— start of Data provided —

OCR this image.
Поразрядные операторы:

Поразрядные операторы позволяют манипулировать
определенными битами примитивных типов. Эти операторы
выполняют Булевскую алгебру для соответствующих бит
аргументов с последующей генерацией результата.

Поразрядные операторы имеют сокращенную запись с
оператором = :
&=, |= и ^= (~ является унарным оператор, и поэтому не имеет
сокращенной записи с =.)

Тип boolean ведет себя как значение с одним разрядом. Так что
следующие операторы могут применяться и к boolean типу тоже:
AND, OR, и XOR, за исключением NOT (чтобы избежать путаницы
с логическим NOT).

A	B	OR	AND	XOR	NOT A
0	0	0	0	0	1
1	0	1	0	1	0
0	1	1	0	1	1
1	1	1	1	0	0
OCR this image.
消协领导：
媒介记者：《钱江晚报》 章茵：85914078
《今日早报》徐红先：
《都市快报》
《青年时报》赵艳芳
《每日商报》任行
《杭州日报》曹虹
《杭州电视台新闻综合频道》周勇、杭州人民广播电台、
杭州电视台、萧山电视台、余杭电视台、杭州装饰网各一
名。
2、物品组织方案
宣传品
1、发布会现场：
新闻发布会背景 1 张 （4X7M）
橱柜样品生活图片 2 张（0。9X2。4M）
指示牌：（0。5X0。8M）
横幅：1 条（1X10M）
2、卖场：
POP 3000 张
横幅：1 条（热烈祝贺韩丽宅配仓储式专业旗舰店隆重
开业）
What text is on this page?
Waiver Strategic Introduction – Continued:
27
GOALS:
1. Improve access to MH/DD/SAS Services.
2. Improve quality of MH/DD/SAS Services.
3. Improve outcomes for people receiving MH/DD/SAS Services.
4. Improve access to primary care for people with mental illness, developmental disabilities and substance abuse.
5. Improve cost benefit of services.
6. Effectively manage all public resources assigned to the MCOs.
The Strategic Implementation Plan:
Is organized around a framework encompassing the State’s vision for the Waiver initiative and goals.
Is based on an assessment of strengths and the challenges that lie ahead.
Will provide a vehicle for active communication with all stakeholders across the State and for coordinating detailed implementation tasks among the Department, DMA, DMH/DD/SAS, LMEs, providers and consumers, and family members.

— end of Data provided —

Give an exact copy of all the data shown above.

OCR this image.
Поразрядные операторы:

Поразрядные операторы позволяют манипулировать
определенными битами примитивных типов. Эти операторы
выполняют Булевскую алгебру для соответствующих бит
аргументов с последующей генерацией результата.

Поразрядные операторы имеют сокращенную запись с
оператором = :
&=, |= и ^= (~ является унарным оператор, и поэтому не имеет
сокращенной записи с =.)

Тип boolean ведет себя как значение с одним разрядом. Так что
следующие операторы могут применяться и к boolean типу тоже:
AND, OR, и XOR, за исключением NOT (чтобы избежать путаницы
с логическим NOT).

A	B	OR	AND	XOR	NOT A
0	0	0	0	0	1
1	0	1	0	1	0
0	1	1	0	1	1
1	1	1	1	0	0
OCR this image.
消协领导：
媒介记者：《钱江晚报》 章茵：85914078
《今日早报》徐红先：
《都市快报》
《青年时报》赵艳芳
《每日商报》任行
《杭州日报》曹虹
《杭州电视台新闻综合频道》周勇、杭州人民广播电台、
杭州电视台、萧山电视台、余杭电视台、杭州装饰网各一
名。
2、物品组织方案
宣传品
1、发布会现场：
新闻发布会背景 1 张 （4X7M）
橱柜样品生活图片 2 张（0。9X2。4M）
指示牌：（0。5X0。8M）
横幅：1 条（1X10M）
2、卖场：
POP 3000 张
横幅：1 条（热烈祝贺韩丽宅配仓储式专业旗舰店隆重
开业）
What text is on this page?
Waiver Strategic Introduction – Continued:
27
GOALS:
1. Improve access to MH/DD/SAS Services.
2. Improve quality of MH/DD/SAS Services.
3. Improve outcomes for people receiving MH/DD/SAS Services.
4. Improve access to primary care for people with mental illness, developmental disabilities and substance abuse.
5. Improve cost benefit of services.
6. Effectively manage all public resources assigned to the MCOs.
The Strategic Implementation Plan:
Is organized around a framework encompassing the State’s vision for the Waiver initiative and goals.
Is based on an assessment of strengths and the challenges that lie ahead.
Will provide a vehicle for active communication with all stakeholders across the State and for coordinating detailed implementation tasks among the Department, DMA, DMH/DD/SAS, LMEs, providers and consumers, and family members.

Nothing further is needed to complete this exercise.